Instructions to follow: Reproduce the listing below word for word, with no pictures.
[BEGIN]
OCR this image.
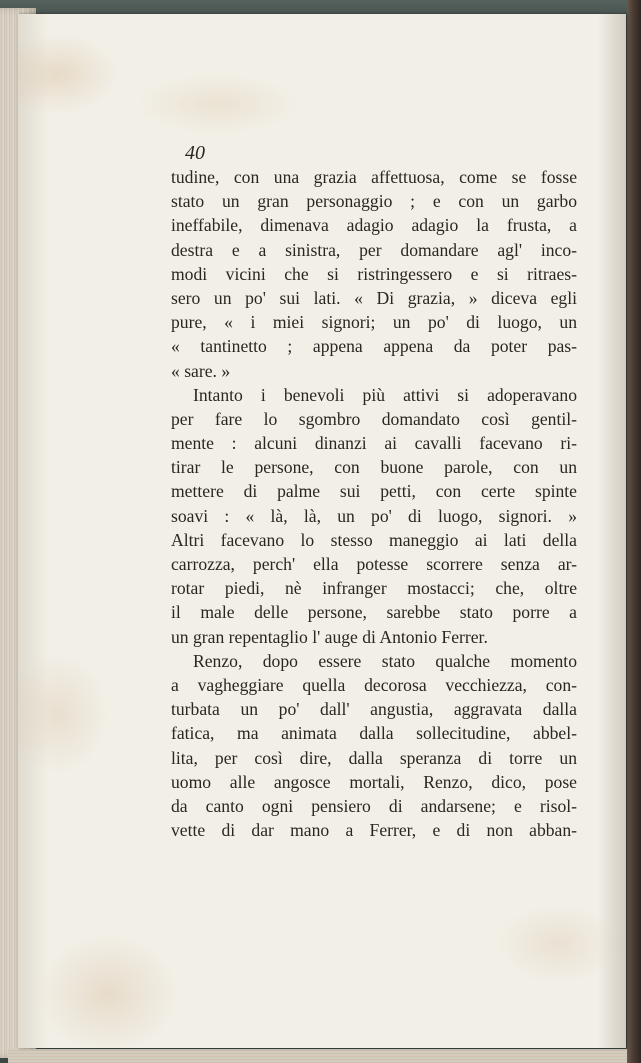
40
tudine, con una grazia affettuosa, come se fosse
stato un gran personaggio ; e con un garbo
ineffabile, dimenava adagio adagio la frusta, a
destra e a sinistra, per domandare agl' inco-
modi vicini che si ristringessero e si ritraes-
sero un po' sui lati. « Di grazia, » diceva egli
pure, « i miei signori; un po' di luogo, un
« tantinetto ; appena appena da poter pas-
« sare. »
Intanto i benevoli più attivi si adoperavano
per fare lo sgombro domandato così gentil-
mente : alcuni dinanzi ai cavalli facevano ri-
tirar le persone, con buone parole, con un
mettere di palme sui petti, con certe spinte
soavi : « là, là, un po' di luogo, signori. »
Altri facevano lo stesso maneggio ai lati della
carrozza, perch' ella potesse scorrere senza ar-
rotar piedi, nè infranger mostacci; che, oltre
il male delle persone, sarebbe stato porre a
un gran repentaglio l' auge di Antonio Ferrer.
Renzo, dopo essere stato qualche momento
a vagheggiare quella decorosa vecchiezza, con-
turbata un po' dall' angustia, aggravata dalla
fatica, ma animata dalla sollecitudine, abbel-
lita, per così dire, dalla speranza di torre un
uomo alle angosce mortali, Renzo, dico, pose
da canto ogni pensiero di andarsene; e risol-
vette di dar mano a Ferrer, e di non abban-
[END]
Result of this task:
OCR this image.
40
tudine, con una grazia affettuosa, come se fosse
stato un gran personaggio ; e con un garbo
ineffabile, dimenava adagio adagio la frusta, a
destra e a sinistra, per domandare agl' inco-
modi vicini che si ristringessero e si ritraes-
sero un po' sui lati. « Di grazia, » diceva egli
pure, « i miei signori; un po' di luogo, un
« tantinetto ; appena appena da poter pas-
« sare. »
Intanto i benevoli più attivi si adoperavano
per fare lo sgombro domandato così gentil-
mente : alcuni dinanzi ai cavalli facevano ri-
tirar le persone, con buone parole, con un
mettere di palme sui petti, con certe spinte
soavi : « là, là, un po' di luogo, signori. »
Altri facevano lo stesso maneggio ai lati della
carrozza, perch' ella potesse scorrere senza ar-
rotar piedi, nè infranger mostacci; che, oltre
il male delle persone, sarebbe stato porre a
un gran repentaglio l' auge di Antonio Ferrer.
Renzo, dopo essere stato qualche momento
a vagheggiare quella decorosa vecchiezza, con-
turbata un po' dall' angustia, aggravata dalla
fatica, ma animata dalla sollecitudine, abbel-
lita, per così dire, dalla speranza di torre un
uomo alle angosce mortali, Renzo, dico, pose
da canto ogni pensiero di andarsene; e risol-
vette di dar mano a Ferrer, e di non abban-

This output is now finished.